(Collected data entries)

_ _ _ _ _ _ _

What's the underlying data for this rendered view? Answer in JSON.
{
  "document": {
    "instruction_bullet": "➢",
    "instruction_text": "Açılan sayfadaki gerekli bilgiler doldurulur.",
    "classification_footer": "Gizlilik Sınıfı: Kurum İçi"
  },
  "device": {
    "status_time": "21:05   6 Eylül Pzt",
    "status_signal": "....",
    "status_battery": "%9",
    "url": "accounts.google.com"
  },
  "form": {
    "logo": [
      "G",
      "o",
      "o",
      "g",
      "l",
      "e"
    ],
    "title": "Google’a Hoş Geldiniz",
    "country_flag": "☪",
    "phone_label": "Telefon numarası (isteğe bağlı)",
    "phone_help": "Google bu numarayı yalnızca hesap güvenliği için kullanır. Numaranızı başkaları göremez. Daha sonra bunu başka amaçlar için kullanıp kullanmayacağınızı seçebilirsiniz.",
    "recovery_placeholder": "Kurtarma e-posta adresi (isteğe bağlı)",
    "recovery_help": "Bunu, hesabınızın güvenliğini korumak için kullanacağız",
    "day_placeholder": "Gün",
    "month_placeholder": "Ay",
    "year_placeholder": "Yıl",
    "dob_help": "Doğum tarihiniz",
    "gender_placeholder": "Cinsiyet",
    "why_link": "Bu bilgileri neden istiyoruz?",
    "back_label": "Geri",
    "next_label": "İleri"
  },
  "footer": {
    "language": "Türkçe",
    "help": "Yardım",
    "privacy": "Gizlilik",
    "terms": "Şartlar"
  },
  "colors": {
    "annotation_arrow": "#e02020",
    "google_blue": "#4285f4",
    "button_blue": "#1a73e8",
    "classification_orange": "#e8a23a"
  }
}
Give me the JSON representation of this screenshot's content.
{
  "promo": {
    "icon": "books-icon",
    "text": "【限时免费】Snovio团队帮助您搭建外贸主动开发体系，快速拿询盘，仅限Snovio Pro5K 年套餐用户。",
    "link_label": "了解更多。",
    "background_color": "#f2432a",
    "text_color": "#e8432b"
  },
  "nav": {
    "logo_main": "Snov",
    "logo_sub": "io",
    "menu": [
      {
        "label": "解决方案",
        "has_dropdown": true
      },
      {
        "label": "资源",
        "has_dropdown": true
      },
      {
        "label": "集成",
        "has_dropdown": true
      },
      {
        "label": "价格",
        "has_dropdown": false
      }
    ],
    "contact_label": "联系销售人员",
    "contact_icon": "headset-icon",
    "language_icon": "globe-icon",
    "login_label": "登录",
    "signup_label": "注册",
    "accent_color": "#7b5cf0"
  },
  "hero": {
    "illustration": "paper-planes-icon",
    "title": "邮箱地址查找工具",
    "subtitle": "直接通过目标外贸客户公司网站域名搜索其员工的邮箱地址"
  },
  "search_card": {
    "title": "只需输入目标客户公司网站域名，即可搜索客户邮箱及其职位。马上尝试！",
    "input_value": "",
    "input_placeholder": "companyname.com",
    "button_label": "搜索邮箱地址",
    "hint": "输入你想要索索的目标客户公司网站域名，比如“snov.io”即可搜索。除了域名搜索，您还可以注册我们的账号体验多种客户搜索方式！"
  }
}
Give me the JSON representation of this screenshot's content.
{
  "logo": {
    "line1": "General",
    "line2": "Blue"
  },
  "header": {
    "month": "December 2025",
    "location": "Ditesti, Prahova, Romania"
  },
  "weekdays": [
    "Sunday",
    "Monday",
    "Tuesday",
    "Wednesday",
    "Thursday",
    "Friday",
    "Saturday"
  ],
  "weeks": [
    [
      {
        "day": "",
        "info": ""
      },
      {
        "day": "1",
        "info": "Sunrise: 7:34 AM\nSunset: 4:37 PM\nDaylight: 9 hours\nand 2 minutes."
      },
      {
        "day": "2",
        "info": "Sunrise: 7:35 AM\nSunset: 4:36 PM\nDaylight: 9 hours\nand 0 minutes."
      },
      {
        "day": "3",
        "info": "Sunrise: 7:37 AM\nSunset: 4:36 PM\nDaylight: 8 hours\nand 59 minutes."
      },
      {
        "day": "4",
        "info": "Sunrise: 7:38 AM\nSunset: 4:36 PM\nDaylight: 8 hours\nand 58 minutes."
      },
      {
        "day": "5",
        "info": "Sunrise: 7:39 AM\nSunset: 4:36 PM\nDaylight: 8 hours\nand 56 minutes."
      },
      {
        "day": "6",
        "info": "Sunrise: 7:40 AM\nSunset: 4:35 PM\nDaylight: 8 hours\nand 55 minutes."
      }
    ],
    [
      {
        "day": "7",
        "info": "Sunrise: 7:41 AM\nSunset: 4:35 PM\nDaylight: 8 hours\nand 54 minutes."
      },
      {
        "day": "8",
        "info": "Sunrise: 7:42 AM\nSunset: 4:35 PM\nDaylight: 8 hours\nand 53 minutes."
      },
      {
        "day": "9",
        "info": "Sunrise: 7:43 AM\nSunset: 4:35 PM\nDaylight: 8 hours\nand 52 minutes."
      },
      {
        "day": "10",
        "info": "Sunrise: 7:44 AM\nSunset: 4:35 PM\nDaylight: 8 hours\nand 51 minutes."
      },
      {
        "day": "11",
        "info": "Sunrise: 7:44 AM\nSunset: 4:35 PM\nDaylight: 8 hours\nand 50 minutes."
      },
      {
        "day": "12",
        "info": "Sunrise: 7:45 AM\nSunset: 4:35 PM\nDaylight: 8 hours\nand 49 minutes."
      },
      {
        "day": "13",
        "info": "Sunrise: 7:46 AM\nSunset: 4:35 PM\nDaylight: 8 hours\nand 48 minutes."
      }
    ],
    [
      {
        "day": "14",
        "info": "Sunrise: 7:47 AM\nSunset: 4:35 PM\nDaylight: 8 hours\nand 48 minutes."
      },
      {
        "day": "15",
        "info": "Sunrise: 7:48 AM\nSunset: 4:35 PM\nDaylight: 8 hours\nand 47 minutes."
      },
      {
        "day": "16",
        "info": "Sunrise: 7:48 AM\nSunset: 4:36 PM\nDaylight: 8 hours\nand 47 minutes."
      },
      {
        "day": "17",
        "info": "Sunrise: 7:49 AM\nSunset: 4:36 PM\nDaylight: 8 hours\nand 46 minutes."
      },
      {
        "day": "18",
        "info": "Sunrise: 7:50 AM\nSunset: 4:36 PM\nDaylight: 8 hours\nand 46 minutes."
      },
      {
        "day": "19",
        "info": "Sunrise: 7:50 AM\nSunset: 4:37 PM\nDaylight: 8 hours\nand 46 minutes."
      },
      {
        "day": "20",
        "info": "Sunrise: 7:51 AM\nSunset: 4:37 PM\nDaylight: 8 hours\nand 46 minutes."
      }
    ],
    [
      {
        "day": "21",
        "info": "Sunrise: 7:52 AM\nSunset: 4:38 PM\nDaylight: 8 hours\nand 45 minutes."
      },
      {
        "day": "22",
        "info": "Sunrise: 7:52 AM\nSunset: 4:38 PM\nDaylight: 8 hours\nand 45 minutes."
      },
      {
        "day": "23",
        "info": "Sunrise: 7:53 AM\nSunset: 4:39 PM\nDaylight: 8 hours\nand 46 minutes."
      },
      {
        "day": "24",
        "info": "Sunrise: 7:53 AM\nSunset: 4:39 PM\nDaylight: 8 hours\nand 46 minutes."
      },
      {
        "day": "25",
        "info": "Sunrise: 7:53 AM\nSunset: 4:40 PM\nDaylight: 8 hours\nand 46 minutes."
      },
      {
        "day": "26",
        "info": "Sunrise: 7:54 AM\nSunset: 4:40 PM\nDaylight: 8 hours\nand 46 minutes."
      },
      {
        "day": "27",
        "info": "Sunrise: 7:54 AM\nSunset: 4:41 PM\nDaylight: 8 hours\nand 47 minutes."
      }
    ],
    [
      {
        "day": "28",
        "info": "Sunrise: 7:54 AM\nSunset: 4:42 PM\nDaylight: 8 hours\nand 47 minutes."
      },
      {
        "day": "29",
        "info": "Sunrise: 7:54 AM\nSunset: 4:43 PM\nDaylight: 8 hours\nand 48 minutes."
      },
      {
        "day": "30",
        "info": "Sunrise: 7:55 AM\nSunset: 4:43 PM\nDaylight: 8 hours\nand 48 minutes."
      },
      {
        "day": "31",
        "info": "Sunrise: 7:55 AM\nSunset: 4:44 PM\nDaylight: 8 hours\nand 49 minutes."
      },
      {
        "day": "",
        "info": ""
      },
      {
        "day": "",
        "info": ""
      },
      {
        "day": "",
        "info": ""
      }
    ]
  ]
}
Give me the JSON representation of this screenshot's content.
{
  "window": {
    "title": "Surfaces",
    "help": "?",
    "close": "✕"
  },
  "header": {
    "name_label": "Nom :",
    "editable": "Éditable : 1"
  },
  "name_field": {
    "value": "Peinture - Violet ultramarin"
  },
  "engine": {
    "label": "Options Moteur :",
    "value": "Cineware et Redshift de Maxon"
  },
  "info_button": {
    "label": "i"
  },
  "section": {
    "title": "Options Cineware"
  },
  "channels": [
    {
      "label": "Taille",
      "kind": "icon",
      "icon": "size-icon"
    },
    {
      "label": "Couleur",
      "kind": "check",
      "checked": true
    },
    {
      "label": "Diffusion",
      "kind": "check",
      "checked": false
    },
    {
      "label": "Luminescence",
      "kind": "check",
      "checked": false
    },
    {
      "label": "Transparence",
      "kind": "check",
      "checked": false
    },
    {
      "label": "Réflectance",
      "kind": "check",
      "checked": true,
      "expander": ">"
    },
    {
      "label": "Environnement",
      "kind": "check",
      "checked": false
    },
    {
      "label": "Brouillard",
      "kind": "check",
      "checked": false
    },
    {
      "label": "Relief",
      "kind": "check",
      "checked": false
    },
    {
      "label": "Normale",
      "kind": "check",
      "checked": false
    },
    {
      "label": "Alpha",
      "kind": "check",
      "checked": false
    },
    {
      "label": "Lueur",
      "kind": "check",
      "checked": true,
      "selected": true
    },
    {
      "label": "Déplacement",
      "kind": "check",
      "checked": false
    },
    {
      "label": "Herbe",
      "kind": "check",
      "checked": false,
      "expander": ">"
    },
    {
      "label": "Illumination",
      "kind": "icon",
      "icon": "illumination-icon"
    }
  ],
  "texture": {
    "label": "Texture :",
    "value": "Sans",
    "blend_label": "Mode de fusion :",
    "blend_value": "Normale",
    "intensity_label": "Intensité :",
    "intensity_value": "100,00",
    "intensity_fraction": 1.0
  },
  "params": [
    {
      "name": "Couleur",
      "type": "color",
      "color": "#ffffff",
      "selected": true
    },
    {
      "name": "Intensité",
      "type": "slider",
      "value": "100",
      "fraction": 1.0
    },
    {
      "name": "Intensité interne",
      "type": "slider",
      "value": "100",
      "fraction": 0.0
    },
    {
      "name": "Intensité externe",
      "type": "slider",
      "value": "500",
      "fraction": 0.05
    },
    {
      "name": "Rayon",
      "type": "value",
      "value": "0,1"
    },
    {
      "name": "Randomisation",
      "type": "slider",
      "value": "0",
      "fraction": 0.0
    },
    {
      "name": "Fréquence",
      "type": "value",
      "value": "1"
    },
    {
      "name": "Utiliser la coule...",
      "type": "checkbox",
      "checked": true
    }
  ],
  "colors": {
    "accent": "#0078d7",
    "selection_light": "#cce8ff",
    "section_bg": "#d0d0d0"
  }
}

_ _ _ _ _ _ _

In the material above, show every line where the word "bağlı" turns up.

PROBLEM SOLUTION:
    "phone_label": "Telefon numarası (isteğe bağlı)",
    "recovery_placeholder": "Kurtarma e-posta adresi (isteğe bağlı)",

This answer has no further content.